-- WRITTEN INSTRUCTION --
Reproduce the records that follow line for line and character for character, covering all of them. Omit the pictures from your answer.

-- DATA RECORDS --

──────────────────────────────

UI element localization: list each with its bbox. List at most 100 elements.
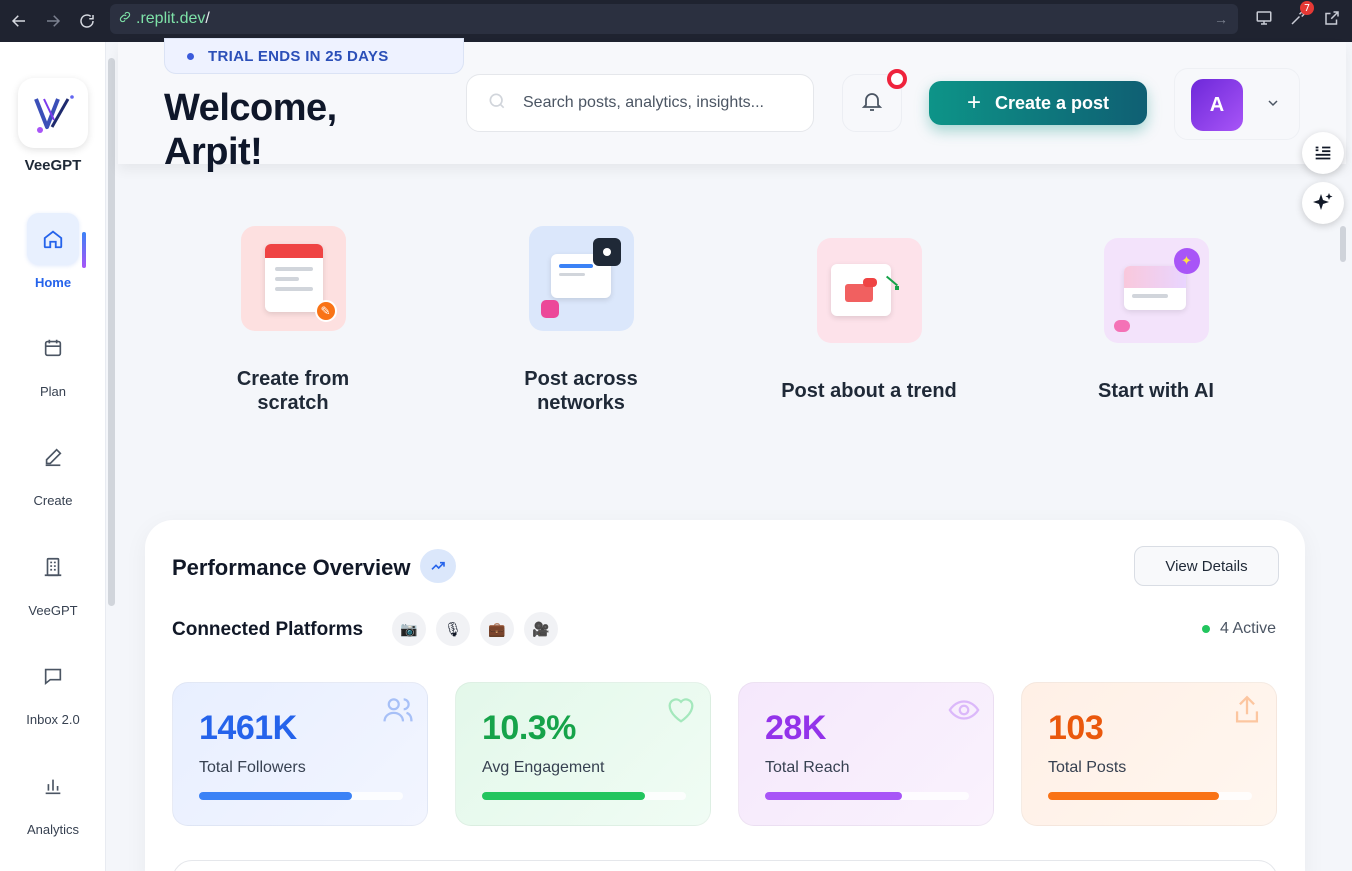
heart-icon: [664, 693, 698, 732]
reload-button[interactable]: [70, 4, 104, 38]
ai-sparkle-button[interactable]: [1302, 182, 1344, 224]
camera-icon: [592, 238, 621, 266]
extensions-icon[interactable]: 7: [1286, 1, 1314, 30]
create-post-label: Create a post: [994, 92, 1110, 113]
profile-menu[interactable]: A: [1174, 68, 1300, 140]
quick-action-label: Start with AI: [1098, 380, 1214, 402]
plus-icon: +: [966, 89, 981, 116]
stat-progress: [1048, 792, 1252, 800]
sidebar-scrollbar[interactable]: [108, 58, 115, 606]
quick-action-label: scratch: [257, 392, 329, 414]
quote-list-icon: [1315, 146, 1331, 160]
sidebar-item-label: VeeGPT: [28, 603, 78, 618]
avatar: A: [1191, 79, 1243, 131]
go-arrow-icon[interactable]: →: [1214, 11, 1228, 27]
notifications-button[interactable]: [842, 69, 907, 132]
address-bar[interactable]: .replit.dev/ →: [110, 4, 1238, 34]
search-input[interactable]: [523, 94, 793, 112]
platform-chip-podcast[interactable]: 🎙: [436, 612, 470, 646]
monitor-icon[interactable]: [1252, 6, 1276, 30]
sidebar-item-analytics[interactable]: Analytics: [0, 760, 106, 837]
home-icon: [27, 213, 79, 265]
welcome-line-1: Welcome,: [164, 87, 337, 129]
quick-action-ai[interactable]: ✦ Start with AI: [1066, 238, 1246, 403]
quick-action-networks[interactable]: Post across networks: [491, 226, 671, 415]
networks-illustration: [528, 226, 634, 331]
back-button[interactable]: [2, 4, 36, 38]
chevron-down-icon: [1265, 95, 1281, 116]
stat-value: 28K: [765, 709, 826, 747]
stat-card-followers[interactable]: 1461K Total Followers: [172, 682, 428, 826]
stat-value: 10.3%: [482, 709, 576, 747]
platform-chip-instagram[interactable]: 📷: [392, 612, 426, 646]
active-count-label: 4 Active: [1220, 620, 1277, 637]
welcome-title: Welcome, Arpit!: [164, 86, 337, 174]
sidebar-item-inbox[interactable]: Inbox 2.0: [0, 650, 106, 727]
sidebar-item-label: Create: [33, 493, 73, 508]
quick-action-scratch[interactable]: ✎ Create from scratch: [203, 226, 383, 415]
pen-icon: [27, 431, 79, 483]
extension-badge: 7: [1300, 1, 1314, 15]
edit-pencil-icon: ✎: [314, 300, 337, 322]
status-dot: [1202, 625, 1210, 633]
trial-banner[interactable]: TRIAL ENDS IN 25 DAYS: [164, 38, 464, 74]
connected-platforms-title: Connected Platforms: [172, 619, 364, 640]
stat-card-reach[interactable]: 28K Total Reach: [738, 682, 994, 826]
veegpt-logo-icon: [34, 95, 74, 133]
quick-action-label: Post about a trend: [781, 380, 957, 402]
quick-action-label: Post across: [524, 368, 638, 390]
create-post-button[interactable]: + Create a post: [929, 81, 1147, 125]
building-icon: [27, 541, 79, 593]
trend-illustration: [816, 238, 922, 343]
brand-name: VeeGPT: [24, 157, 82, 174]
active-indicator: [82, 232, 86, 268]
quick-action-trend[interactable]: Post about a trend: [779, 238, 959, 403]
search-box[interactable]: [466, 74, 814, 132]
page-header: TRIAL ENDS IN 25 DAYS Welcome, Arpit! + …: [118, 38, 1346, 173]
sidebar-item-label: Plan: [39, 384, 67, 399]
eye-icon: [947, 693, 981, 732]
stat-value: 1461K: [199, 709, 297, 747]
view-details-button[interactable]: View Details: [1134, 546, 1279, 586]
scratch-illustration: ✎: [240, 226, 346, 331]
sidebar-item-create[interactable]: Create: [0, 431, 106, 508]
ai-illustration: ✦: [1103, 238, 1209, 343]
quick-action-label: networks: [537, 392, 625, 414]
stat-label: Total Posts: [1048, 759, 1127, 776]
sidebar-item-veegpt[interactable]: VeeGPT: [0, 541, 106, 618]
trending-up-icon: [420, 549, 456, 583]
sparkle-icon: [1313, 193, 1333, 210]
platform-chip-video[interactable]: 🎥: [524, 612, 558, 646]
sidebar-item-plan[interactable]: Plan: [0, 322, 106, 399]
trial-text: TRIAL ENDS IN 25 DAYS: [208, 47, 389, 65]
platform-chip-linkedin[interactable]: 💼: [480, 612, 514, 646]
sidebar-item-home[interactable]: Home: [0, 213, 106, 290]
open-external-icon[interactable]: [1320, 6, 1344, 30]
page-scrollbar[interactable]: [1340, 226, 1346, 262]
stat-card-posts[interactable]: 103 Total Posts: [1021, 682, 1277, 826]
bell-icon: [860, 89, 884, 118]
users-icon: [381, 693, 415, 732]
quote-list-button[interactable]: [1302, 132, 1344, 174]
active-platforms-status: 4 Active: [1202, 620, 1276, 638]
browser-toolbar: .replit.dev/ → 7: [0, 0, 1352, 42]
stat-progress: [765, 792, 969, 800]
trial-dot-icon: [187, 52, 194, 60]
next-section-card: [172, 860, 1278, 871]
sidebar: VeeGPT Home Plan Create VeeGPT Inbox 2.0: [0, 42, 106, 871]
performance-card: Performance Overview View Details Connec…: [145, 520, 1305, 871]
stat-progress: [482, 792, 686, 800]
stat-card-engagement[interactable]: 10.3% Avg Engagement: [455, 682, 711, 826]
url-text: .replit.dev/: [136, 10, 210, 27]
stat-value: 103: [1048, 709, 1104, 747]
calendar-icon: [27, 322, 79, 374]
chat-icon: [27, 650, 79, 702]
forward-button[interactable]: [36, 4, 70, 38]
quick-action-label: Create from: [236, 368, 350, 390]
welcome-line-2: Arpit!: [164, 131, 263, 173]
stat-label: Total Followers: [199, 759, 306, 776]
sidebar-item-label: Inbox 2.0: [26, 712, 80, 727]
notification-dot: [887, 69, 907, 89]
sidebar-item-label: Analytics: [26, 822, 80, 837]
brand-logo[interactable]: [18, 78, 88, 148]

──────────────────────────────

-- RESULT --
UI element localization: list each with its bbox. List at most 100 elements.
heart-icon: [664, 693, 698, 732]
reload-button[interactable]: [70, 4, 104, 38]
ai-sparkle-button[interactable]: [1302, 182, 1344, 224]
camera-icon: [592, 238, 621, 266]
extensions-icon[interactable]: 7: [1286, 1, 1314, 30]
create-post-label: Create a post: [994, 92, 1110, 113]
profile-menu[interactable]: A: [1174, 68, 1300, 140]
quick-action-label: Start with AI: [1098, 380, 1214, 402]
plus-icon: +: [966, 89, 981, 116]
stat-progress: [1048, 792, 1252, 800]
sidebar-scrollbar[interactable]: [108, 58, 115, 606]
quick-action-label: scratch: [257, 392, 329, 414]
quote-list-icon: [1315, 146, 1331, 160]
sidebar-item-label: VeeGPT: [28, 603, 78, 618]
avatar: A: [1191, 79, 1243, 131]
go-arrow-icon[interactable]: →: [1214, 11, 1228, 27]
notifications-button[interactable]: [842, 69, 907, 132]
address-bar[interactable]: .replit.dev/ →: [110, 4, 1238, 34]
search-input[interactable]: [523, 94, 793, 112]
platform-chip-podcast[interactable]: 🎙: [436, 612, 470, 646]
monitor-icon[interactable]: [1252, 6, 1276, 30]
sidebar-item-analytics[interactable]: Analytics: [0, 760, 106, 837]
home-icon: [27, 213, 79, 265]
welcome-line-1: Welcome,: [164, 87, 337, 129]
quick-action-ai[interactable]: ✦ Start with AI: [1066, 238, 1246, 403]
quick-action-networks[interactable]: Post across networks: [491, 226, 671, 415]
networks-illustration: [528, 226, 634, 331]
back-button[interactable]: [2, 4, 36, 38]
chevron-down-icon: [1265, 95, 1281, 116]
stat-value: 28K: [765, 709, 826, 747]
stat-card-followers[interactable]: 1461K Total Followers: [172, 682, 428, 826]
stat-value: 10.3%: [482, 709, 576, 747]
platform-chip-instagram[interactable]: 📷: [392, 612, 426, 646]
active-count-label: 4 Active: [1220, 620, 1277, 637]
welcome-title: Welcome, Arpit!: [164, 86, 337, 174]
sidebar-item-inbox[interactable]: Inbox 2.0: [0, 650, 106, 727]
sidebar-item-label: Create: [33, 493, 73, 508]
quick-action-scratch[interactable]: ✎ Create from scratch: [203, 226, 383, 415]
pen-icon: [27, 431, 79, 483]
extension-badge: 7: [1300, 1, 1314, 15]
edit-pencil-icon: ✎: [314, 300, 337, 322]
status-dot: [1202, 625, 1210, 633]
trial-banner[interactable]: TRIAL ENDS IN 25 DAYS: [164, 38, 464, 74]
connected-platforms-title: Connected Platforms: [172, 619, 364, 640]
stat-card-reach[interactable]: 28K Total Reach: [738, 682, 994, 826]
veegpt-logo-icon: [34, 95, 74, 133]
quick-action-label: Post about a trend: [781, 380, 957, 402]
quick-action-label: Post across: [524, 368, 638, 390]
create-post-button[interactable]: + Create a post: [929, 81, 1147, 125]
building-icon: [27, 541, 79, 593]
trend-illustration: [816, 238, 922, 343]
brand-name: VeeGPT: [24, 157, 82, 174]
active-indicator: [82, 232, 86, 268]
quick-action-trend[interactable]: Post about a trend: [779, 238, 959, 403]
search-box[interactable]: [466, 74, 814, 132]
page-header: TRIAL ENDS IN 25 DAYS Welcome, Arpit! + …: [118, 38, 1346, 173]
sidebar-item-label: Plan: [39, 384, 67, 399]
eye-icon: [947, 693, 981, 732]
stat-value: 1461K: [199, 709, 297, 747]
view-details-button[interactable]: View Details: [1134, 546, 1279, 586]
scratch-illustration: ✎: [240, 226, 346, 331]
sidebar-item-create[interactable]: Create: [0, 431, 106, 508]
ai-illustration: ✦: [1103, 238, 1209, 343]
quick-action-label: networks: [537, 392, 625, 414]
stat-label: Total Posts: [1048, 759, 1127, 776]
sidebar-item-veegpt[interactable]: VeeGPT: [0, 541, 106, 618]
trending-up-icon: [420, 549, 456, 583]
sparkle-icon: [1313, 193, 1333, 210]
platform-chip-video[interactable]: 🎥: [524, 612, 558, 646]
sidebar-item-plan[interactable]: Plan: [0, 322, 106, 399]
trial-text: TRIAL ENDS IN 25 DAYS: [208, 47, 389, 65]
platform-chip-linkedin[interactable]: 💼: [480, 612, 514, 646]
sidebar-item-home[interactable]: Home: [0, 213, 106, 290]
open-external-icon[interactable]: [1320, 6, 1344, 30]
page-scrollbar[interactable]: [1340, 226, 1346, 262]
stat-card-posts[interactable]: 103 Total Posts: [1021, 682, 1277, 826]
bell-icon: [860, 89, 884, 118]
users-icon: [381, 693, 415, 732]
quote-list-button[interactable]: [1302, 132, 1344, 174]
active-platforms-status: 4 Active: [1202, 620, 1276, 638]
browser-toolbar: .replit.dev/ → 7: [0, 0, 1352, 42]
stat-progress: [765, 792, 969, 800]
trial-dot-icon: [187, 52, 194, 60]
next-section-card: [172, 860, 1278, 871]
sidebar: VeeGPT Home Plan Create VeeGPT Inbox 2.0: [0, 42, 106, 871]
performance-card: Performance Overview View Details Connec…: [145, 520, 1305, 871]
stat-progress: [482, 792, 686, 800]
stat-card-engagement[interactable]: 10.3% Avg Engagement: [455, 682, 711, 826]
url-text: .replit.dev/: [136, 10, 210, 27]
stat-value: 103: [1048, 709, 1104, 747]
calendar-icon: [27, 322, 79, 374]
chat-icon: [27, 650, 79, 702]
forward-button[interactable]: [36, 4, 70, 38]
quick-action-label: Create from: [236, 368, 350, 390]
welcome-line-2: Arpit!: [164, 131, 263, 173]
stat-label: Total Followers: [199, 759, 306, 776]
sidebar-item-label: Inbox 2.0: [26, 712, 80, 727]
notification-dot: [887, 69, 907, 89]
sidebar-item-label: Analytics: [26, 822, 80, 837]
brand-logo[interactable]: [18, 78, 88, 148]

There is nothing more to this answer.